## Instruction
Find every line in the records below that contains the word "More", and copy each such line.

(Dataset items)
------------------------------------

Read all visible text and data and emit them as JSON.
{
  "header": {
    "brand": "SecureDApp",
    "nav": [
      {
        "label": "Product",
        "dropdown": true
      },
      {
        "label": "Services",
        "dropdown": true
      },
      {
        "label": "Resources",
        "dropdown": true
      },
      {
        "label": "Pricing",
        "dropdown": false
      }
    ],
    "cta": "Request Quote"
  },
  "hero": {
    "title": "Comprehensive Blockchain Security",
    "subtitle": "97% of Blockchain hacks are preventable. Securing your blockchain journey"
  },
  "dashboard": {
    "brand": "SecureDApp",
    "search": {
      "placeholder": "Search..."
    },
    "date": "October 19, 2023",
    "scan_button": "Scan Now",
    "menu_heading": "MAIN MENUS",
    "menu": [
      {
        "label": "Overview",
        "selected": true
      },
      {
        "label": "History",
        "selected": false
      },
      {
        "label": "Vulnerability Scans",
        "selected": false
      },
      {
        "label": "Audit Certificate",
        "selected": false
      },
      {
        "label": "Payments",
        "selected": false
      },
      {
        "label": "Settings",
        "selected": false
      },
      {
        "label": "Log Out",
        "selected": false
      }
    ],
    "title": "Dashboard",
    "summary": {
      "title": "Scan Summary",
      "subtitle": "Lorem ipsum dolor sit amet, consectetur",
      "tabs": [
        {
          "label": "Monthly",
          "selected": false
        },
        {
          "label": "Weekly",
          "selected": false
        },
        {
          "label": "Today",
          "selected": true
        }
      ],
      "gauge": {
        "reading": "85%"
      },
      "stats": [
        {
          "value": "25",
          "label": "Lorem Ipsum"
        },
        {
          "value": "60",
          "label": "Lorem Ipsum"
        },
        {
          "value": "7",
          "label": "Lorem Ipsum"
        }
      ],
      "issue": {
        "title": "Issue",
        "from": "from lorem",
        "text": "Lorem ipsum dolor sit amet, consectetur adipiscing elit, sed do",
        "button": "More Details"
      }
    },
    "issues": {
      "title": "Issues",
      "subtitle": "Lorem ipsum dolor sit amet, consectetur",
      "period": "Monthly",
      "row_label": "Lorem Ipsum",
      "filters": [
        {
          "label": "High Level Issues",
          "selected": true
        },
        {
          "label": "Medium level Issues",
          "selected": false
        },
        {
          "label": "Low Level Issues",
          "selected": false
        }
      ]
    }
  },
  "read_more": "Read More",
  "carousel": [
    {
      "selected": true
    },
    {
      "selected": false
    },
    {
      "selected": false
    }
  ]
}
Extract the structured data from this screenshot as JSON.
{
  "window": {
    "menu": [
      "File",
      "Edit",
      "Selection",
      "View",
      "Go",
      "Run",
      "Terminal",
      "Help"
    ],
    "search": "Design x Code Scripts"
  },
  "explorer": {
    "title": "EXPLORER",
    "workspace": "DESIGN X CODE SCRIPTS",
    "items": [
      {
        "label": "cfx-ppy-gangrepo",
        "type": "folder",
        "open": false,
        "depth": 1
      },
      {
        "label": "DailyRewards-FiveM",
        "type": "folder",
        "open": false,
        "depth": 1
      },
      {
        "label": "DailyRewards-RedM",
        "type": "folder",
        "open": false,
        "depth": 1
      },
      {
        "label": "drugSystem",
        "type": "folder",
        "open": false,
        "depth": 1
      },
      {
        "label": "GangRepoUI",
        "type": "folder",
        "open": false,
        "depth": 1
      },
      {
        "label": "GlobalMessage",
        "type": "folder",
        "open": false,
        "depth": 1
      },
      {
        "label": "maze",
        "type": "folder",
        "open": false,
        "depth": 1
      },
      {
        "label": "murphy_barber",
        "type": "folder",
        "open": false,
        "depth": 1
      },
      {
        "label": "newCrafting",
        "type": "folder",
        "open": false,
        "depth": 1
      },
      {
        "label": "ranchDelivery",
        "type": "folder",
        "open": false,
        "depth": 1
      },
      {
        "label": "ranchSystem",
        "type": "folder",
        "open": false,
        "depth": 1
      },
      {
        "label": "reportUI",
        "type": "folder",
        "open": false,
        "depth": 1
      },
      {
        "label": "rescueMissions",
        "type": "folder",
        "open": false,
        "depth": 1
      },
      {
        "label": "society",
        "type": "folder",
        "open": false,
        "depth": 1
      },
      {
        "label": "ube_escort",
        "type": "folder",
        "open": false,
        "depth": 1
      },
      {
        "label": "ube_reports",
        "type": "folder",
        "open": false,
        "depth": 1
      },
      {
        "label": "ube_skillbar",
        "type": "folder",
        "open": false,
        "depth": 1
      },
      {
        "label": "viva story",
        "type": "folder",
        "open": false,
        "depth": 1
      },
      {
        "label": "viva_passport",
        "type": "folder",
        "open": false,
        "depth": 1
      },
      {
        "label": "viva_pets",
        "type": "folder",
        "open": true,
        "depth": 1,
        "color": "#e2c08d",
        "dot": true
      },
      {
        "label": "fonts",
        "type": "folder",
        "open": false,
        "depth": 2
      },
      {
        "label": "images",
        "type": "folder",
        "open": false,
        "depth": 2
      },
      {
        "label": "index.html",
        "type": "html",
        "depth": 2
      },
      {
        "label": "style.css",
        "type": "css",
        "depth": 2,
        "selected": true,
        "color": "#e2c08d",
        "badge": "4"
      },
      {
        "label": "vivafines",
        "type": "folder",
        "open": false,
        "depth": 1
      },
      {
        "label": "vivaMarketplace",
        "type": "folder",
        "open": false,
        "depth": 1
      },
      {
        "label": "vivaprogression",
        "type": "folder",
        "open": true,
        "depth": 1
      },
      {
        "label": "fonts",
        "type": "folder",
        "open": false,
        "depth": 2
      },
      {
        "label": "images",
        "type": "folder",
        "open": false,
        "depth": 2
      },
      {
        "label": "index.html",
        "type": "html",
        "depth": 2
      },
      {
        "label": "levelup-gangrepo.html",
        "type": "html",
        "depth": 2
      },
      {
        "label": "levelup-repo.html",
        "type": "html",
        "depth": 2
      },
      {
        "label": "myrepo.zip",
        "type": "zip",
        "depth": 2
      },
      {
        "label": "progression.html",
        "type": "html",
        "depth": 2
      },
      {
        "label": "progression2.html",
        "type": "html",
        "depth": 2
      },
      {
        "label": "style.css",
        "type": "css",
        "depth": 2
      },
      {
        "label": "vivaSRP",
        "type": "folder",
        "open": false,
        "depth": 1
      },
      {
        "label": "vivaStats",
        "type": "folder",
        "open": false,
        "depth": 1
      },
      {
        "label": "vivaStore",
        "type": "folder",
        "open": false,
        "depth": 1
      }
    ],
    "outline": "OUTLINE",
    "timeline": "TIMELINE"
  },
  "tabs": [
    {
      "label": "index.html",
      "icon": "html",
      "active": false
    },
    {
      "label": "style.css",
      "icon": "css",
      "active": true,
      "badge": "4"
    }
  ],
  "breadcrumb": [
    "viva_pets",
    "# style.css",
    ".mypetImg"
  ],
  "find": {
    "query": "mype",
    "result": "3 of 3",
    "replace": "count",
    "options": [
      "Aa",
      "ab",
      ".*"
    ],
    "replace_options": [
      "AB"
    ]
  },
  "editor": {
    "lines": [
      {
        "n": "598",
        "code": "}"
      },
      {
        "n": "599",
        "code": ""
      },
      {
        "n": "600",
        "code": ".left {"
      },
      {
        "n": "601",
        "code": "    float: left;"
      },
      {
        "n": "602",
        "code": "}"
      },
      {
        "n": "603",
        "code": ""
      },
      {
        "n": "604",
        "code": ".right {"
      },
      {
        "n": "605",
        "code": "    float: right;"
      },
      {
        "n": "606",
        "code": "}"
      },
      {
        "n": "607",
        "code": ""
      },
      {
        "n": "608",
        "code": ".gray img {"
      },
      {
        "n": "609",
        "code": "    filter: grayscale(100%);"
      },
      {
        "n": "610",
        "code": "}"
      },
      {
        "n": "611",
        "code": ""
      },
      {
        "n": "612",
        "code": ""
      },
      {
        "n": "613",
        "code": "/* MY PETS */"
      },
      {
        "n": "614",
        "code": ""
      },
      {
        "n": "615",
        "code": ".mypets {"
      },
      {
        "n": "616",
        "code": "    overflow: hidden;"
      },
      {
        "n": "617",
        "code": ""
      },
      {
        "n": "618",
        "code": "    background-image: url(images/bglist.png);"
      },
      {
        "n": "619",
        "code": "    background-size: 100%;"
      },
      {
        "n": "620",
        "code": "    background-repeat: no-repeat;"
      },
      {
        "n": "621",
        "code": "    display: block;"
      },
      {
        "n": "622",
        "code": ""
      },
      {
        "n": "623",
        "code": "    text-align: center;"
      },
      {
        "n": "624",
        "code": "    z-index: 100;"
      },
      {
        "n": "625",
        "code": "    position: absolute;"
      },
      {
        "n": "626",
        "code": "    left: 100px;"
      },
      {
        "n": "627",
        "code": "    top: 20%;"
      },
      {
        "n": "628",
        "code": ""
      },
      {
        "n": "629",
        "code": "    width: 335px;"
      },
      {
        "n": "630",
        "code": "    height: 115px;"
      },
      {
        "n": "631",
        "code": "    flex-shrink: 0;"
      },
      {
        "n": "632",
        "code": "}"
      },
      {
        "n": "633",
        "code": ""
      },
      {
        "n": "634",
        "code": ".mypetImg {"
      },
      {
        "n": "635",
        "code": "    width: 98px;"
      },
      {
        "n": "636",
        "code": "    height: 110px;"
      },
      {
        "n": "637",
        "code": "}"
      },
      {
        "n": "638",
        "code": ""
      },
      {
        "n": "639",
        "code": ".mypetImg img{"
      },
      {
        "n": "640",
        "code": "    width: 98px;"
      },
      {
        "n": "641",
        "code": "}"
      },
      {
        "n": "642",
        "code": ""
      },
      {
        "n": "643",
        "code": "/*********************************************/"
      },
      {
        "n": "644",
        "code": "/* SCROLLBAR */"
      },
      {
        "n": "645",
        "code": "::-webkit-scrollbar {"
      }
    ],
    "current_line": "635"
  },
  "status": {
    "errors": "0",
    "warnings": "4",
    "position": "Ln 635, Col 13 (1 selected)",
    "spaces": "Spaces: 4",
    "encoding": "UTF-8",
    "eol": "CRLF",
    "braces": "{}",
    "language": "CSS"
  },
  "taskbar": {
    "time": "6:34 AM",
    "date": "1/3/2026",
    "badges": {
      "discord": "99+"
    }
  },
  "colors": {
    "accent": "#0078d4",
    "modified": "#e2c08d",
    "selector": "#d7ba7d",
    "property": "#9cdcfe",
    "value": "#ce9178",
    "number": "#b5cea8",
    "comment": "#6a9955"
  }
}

------------------------------------

## Answer to this task
        "button": "More Details"
  "read_more": "Read More",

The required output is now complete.